* [WHAT TO PRODUCE]: Without the pictures, reproduce the records that follow exactly.
--- start ---
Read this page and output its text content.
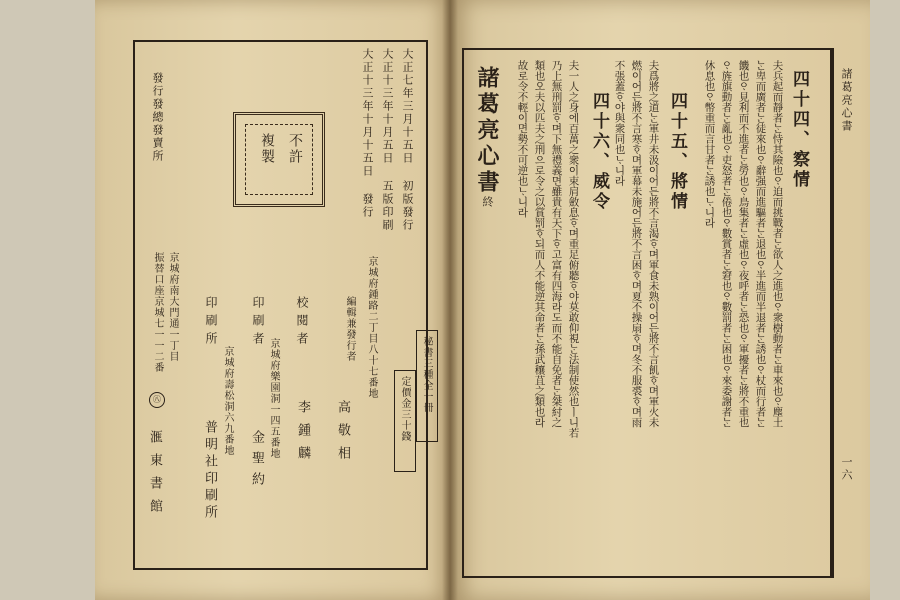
大正七年三月十五日 初版發行
大正十三年十月五日 五版印刷
大正十三年十月十五日 發行
不許
複製
發行發總發賣所
京城府南大門通一丁目
振替口座京城七一一二番
㊇
滙東書館
秘書三種全一冊
定價金三十錢
京城府鍾路二丁目八十七番地
編輯兼發行者
高敬相
校閱者
李鍾麟
京城府樂園洞一四五番地
印刷者
金聖約
京城府壽松洞六九番地
印刷所
普明社印刷所
諸葛亮心書
一六
四十四、察情
夫兵起而靜者ᄂᆞᆫ恃其險也ᄋᆞ迫而挑戰者ᄂᆞᆫ欲人之進也ᄋᆞ衆樹動者ᄂᆞᆫ車來也ᄋᆞ塵土
ᄂᆞᆫ卑而廣者ᄂᆞᆫ徒來也ᄋᆞ辭强而進驅者ᄂᆞᆫ退也ᄋᆞ半進而半退者ᄂᆞᆫ誘也ᄋᆞ杖而行者ᄂᆞᆫ
饑也ᄋᆞ見利而不進者ᄂᆞᆫ勞也ᄋᆞ鳥集者ᄂᆞᆫ虛也ᄋᆞ夜呼者ᄂᆞᆫ恐也ᄋᆞ軍擾者ᄂᆞᆫ將不重也
ᄋᆞ旌旗動者ᄂᆞᆫ亂也ᄋᆞ吏怒者ᄂᆞᆫ倦也ᄋᆞ數賞者ᄂᆞᆫ窘也ᄋᆞ數罰者ᄂᆞᆫ困也ᄋᆞ來委謝者ᄂᆞᆫ
休息也ᄋᆞ幣重而言甘者ᄂᆞᆫ誘也ᄂᆞ니라
四十五、將情
夫爲將之道ᄂᆞᆫ軍井未汲이어든將不言渴ᄒᆞ며軍食未熟이어든將不言飢ᄒᆞ며軍火未
燃이어든將不言寒ᄒᆞ며軍幕未施어든將不言困ᄒᆞ며夏不操扇ᄒᆞ며冬不服裘ᄒᆞ며雨
不張蓋ᄒᆞ야與衆同也ᄂᆞ니라
四十六、威令
夫一人之身에百萬之衆이束肩斂息ᄒᆞ며重足俯聽ᄒᆞ야莫敢仰視ᄂᆞᆫ法制使然也ㅣ니若
乃上無刑罰ᄒᆞ며下無禮義면雖貴有天下ᄒᆞ고富有四海라도而不能自免者ᄂᆞᆫ桀紂之
類也오夫以匹夫之刑으로令之以賞罰ᄒᆞ되而人不能逆其命者ᄂᆞᆫ孫武穰苴之類也라
故로令不輕이면勢不可逆也ᄂᆞ니라
諸葛亮心書
終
--- end ---
* [EXPECTED ANSWER]:
Read this page and output its text content.
大正七年三月十五日 初版發行
大正十三年十月五日 五版印刷
大正十三年十月十五日 發行
不許
複製
發行發總發賣所
京城府南大門通一丁目
振替口座京城七一一二番
㊇
滙東書館
秘書三種全一冊
定價金三十錢
京城府鍾路二丁目八十七番地
編輯兼發行者
高敬相
校閱者
李鍾麟
京城府樂園洞一四五番地
印刷者
金聖約
京城府壽松洞六九番地
印刷所
普明社印刷所
諸葛亮心書
一六
四十四、察情
夫兵起而靜者ᄂᆞᆫ恃其險也ᄋᆞ迫而挑戰者ᄂᆞᆫ欲人之進也ᄋᆞ衆樹動者ᄂᆞᆫ車來也ᄋᆞ塵土
ᄂᆞᆫ卑而廣者ᄂᆞᆫ徒來也ᄋᆞ辭强而進驅者ᄂᆞᆫ退也ᄋᆞ半進而半退者ᄂᆞᆫ誘也ᄋᆞ杖而行者ᄂᆞᆫ
饑也ᄋᆞ見利而不進者ᄂᆞᆫ勞也ᄋᆞ鳥集者ᄂᆞᆫ虛也ᄋᆞ夜呼者ᄂᆞᆫ恐也ᄋᆞ軍擾者ᄂᆞᆫ將不重也
ᄋᆞ旌旗動者ᄂᆞᆫ亂也ᄋᆞ吏怒者ᄂᆞᆫ倦也ᄋᆞ數賞者ᄂᆞᆫ窘也ᄋᆞ數罰者ᄂᆞᆫ困也ᄋᆞ來委謝者ᄂᆞᆫ
休息也ᄋᆞ幣重而言甘者ᄂᆞᆫ誘也ᄂᆞ니라
四十五、將情
夫爲將之道ᄂᆞᆫ軍井未汲이어든將不言渴ᄒᆞ며軍食未熟이어든將不言飢ᄒᆞ며軍火未
燃이어든將不言寒ᄒᆞ며軍幕未施어든將不言困ᄒᆞ며夏不操扇ᄒᆞ며冬不服裘ᄒᆞ며雨
不張蓋ᄒᆞ야與衆同也ᄂᆞ니라
四十六、威令
夫一人之身에百萬之衆이束肩斂息ᄒᆞ며重足俯聽ᄒᆞ야莫敢仰視ᄂᆞᆫ法制使然也ㅣ니若
乃上無刑罰ᄒᆞ며下無禮義면雖貴有天下ᄒᆞ고富有四海라도而不能自免者ᄂᆞᆫ桀紂之
類也오夫以匹夫之刑으로令之以賞罰ᄒᆞ되而人不能逆其命者ᄂᆞᆫ孫武穰苴之類也라
故로令不輕이면勢不可逆也ᄂᆞ니라
諸葛亮心書
終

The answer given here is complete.